## begin SOURCE DATA
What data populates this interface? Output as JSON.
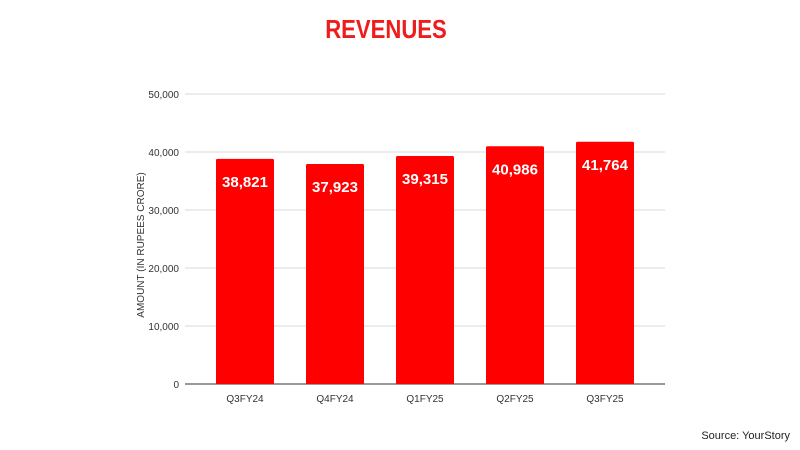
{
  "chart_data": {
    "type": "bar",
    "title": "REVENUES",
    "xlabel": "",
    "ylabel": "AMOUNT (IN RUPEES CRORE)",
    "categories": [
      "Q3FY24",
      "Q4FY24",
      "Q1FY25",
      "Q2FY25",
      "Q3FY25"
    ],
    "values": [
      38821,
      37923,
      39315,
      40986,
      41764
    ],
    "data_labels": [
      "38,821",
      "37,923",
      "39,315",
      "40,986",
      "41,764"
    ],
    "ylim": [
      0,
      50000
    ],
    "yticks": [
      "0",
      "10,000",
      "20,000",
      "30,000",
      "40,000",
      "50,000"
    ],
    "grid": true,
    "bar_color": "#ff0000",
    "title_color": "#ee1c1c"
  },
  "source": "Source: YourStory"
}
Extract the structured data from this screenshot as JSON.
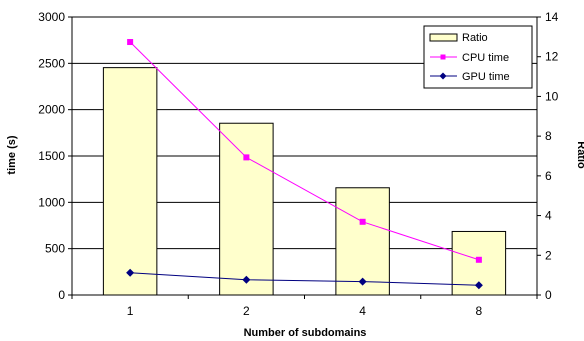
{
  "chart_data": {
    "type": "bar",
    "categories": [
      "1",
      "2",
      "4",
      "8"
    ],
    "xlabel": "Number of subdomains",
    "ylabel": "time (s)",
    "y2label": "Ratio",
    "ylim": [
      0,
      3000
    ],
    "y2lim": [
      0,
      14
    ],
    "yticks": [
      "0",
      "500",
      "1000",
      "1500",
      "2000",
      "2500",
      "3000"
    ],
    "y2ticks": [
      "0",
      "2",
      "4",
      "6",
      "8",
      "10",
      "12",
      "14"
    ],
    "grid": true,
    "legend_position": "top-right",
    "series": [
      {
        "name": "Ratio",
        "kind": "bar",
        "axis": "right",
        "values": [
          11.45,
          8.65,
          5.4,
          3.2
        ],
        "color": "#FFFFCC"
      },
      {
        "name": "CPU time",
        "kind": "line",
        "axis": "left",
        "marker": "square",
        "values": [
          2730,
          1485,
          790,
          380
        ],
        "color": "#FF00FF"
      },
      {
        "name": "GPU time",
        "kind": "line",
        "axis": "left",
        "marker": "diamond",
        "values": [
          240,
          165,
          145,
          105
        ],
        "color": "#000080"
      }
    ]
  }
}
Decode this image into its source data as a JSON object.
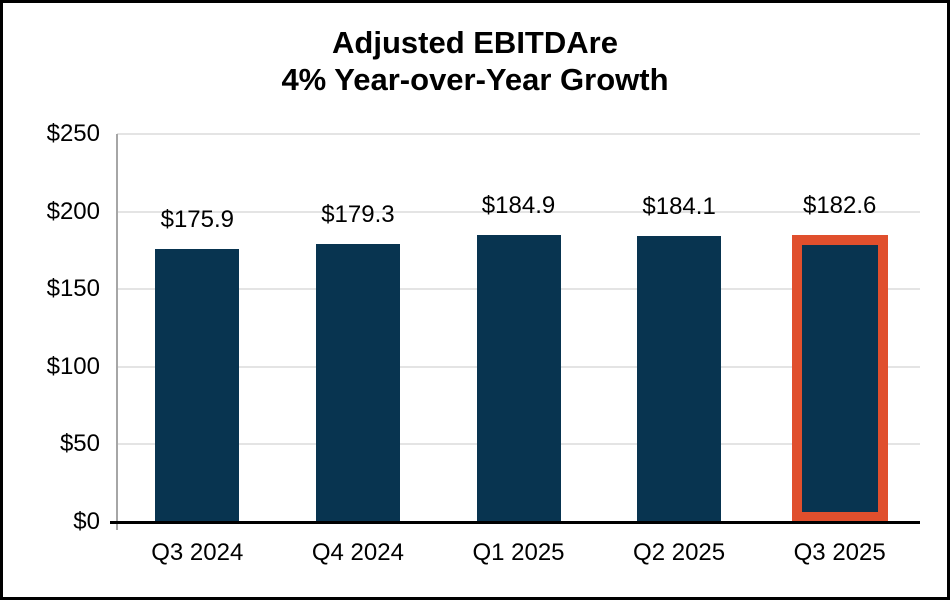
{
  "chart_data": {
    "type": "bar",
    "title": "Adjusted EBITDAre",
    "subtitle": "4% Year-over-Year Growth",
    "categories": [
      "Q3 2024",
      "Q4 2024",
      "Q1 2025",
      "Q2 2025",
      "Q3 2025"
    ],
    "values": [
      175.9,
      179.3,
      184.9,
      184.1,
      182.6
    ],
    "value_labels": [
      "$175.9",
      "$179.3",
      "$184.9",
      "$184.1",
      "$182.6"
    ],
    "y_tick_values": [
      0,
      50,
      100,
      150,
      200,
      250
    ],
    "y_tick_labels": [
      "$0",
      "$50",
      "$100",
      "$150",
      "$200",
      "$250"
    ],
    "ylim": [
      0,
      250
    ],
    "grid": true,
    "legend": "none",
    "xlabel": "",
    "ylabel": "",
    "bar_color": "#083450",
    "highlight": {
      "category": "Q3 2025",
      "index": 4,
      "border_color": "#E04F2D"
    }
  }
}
## end SOURCE DATA
= WHAT YOU NEED TO DO =
Reproduce the data verbatim. Do not carry any picture into the copy.

= OUTPUT FOR THIS TASK =
What data populates this interface? Output as JSON.
{
  "chart_data": {
    "type": "bar",
    "title": "REVENUES",
    "xlabel": "",
    "ylabel": "AMOUNT (IN RUPEES CRORE)",
    "categories": [
      "Q3FY24",
      "Q4FY24",
      "Q1FY25",
      "Q2FY25",
      "Q3FY25"
    ],
    "values": [
      38821,
      37923,
      39315,
      40986,
      41764
    ],
    "data_labels": [
      "38,821",
      "37,923",
      "39,315",
      "40,986",
      "41,764"
    ],
    "ylim": [
      0,
      50000
    ],
    "yticks": [
      "0",
      "10,000",
      "20,000",
      "30,000",
      "40,000",
      "50,000"
    ],
    "grid": true,
    "bar_color": "#ff0000",
    "title_color": "#ee1c1c"
  },
  "source": "Source: YourStory"
}
Extract the structured data from this screenshot as JSON.
{
  "chart_data": {
    "type": "bar",
    "categories": [
      "1",
      "2",
      "4",
      "8"
    ],
    "xlabel": "Number of subdomains",
    "ylabel": "time (s)",
    "y2label": "Ratio",
    "ylim": [
      0,
      3000
    ],
    "y2lim": [
      0,
      14
    ],
    "yticks": [
      "0",
      "500",
      "1000",
      "1500",
      "2000",
      "2500",
      "3000"
    ],
    "y2ticks": [
      "0",
      "2",
      "4",
      "6",
      "8",
      "10",
      "12",
      "14"
    ],
    "grid": true,
    "legend_position": "top-right",
    "series": [
      {
        "name": "Ratio",
        "kind": "bar",
        "axis": "right",
        "values": [
          11.45,
          8.65,
          5.4,
          3.2
        ],
        "color": "#FFFFCC"
      },
      {
        "name": "CPU time",
        "kind": "line",
        "axis": "left",
        "marker": "square",
        "values": [
          2730,
          1485,
          790,
          380
        ],
        "color": "#FF00FF"
      },
      {
        "name": "GPU time",
        "kind": "line",
        "axis": "left",
        "marker": "diamond",
        "values": [
          240,
          165,
          145,
          105
        ],
        "color": "#000080"
      }
    ]
  }
}
Decode this image into its source data as a JSON object.
{
  "chart_data": {
    "type": "bar",
    "title": "Adjusted EBITDAre",
    "subtitle": "4% Year-over-Year Growth",
    "categories": [
      "Q3 2024",
      "Q4 2024",
      "Q1 2025",
      "Q2 2025",
      "Q3 2025"
    ],
    "values": [
      175.9,
      179.3,
      184.9,
      184.1,
      182.6
    ],
    "value_labels": [
      "$175.9",
      "$179.3",
      "$184.9",
      "$184.1",
      "$182.6"
    ],
    "y_tick_values": [
      0,
      50,
      100,
      150,
      200,
      250
    ],
    "y_tick_labels": [
      "$0",
      "$50",
      "$100",
      "$150",
      "$200",
      "$250"
    ],
    "ylim": [
      0,
      250
    ],
    "grid": true,
    "legend": "none",
    "xlabel": "",
    "ylabel": "",
    "bar_color": "#083450",
    "highlight": {
      "category": "Q3 2025",
      "index": 4,
      "border_color": "#E04F2D"
    }
  }
}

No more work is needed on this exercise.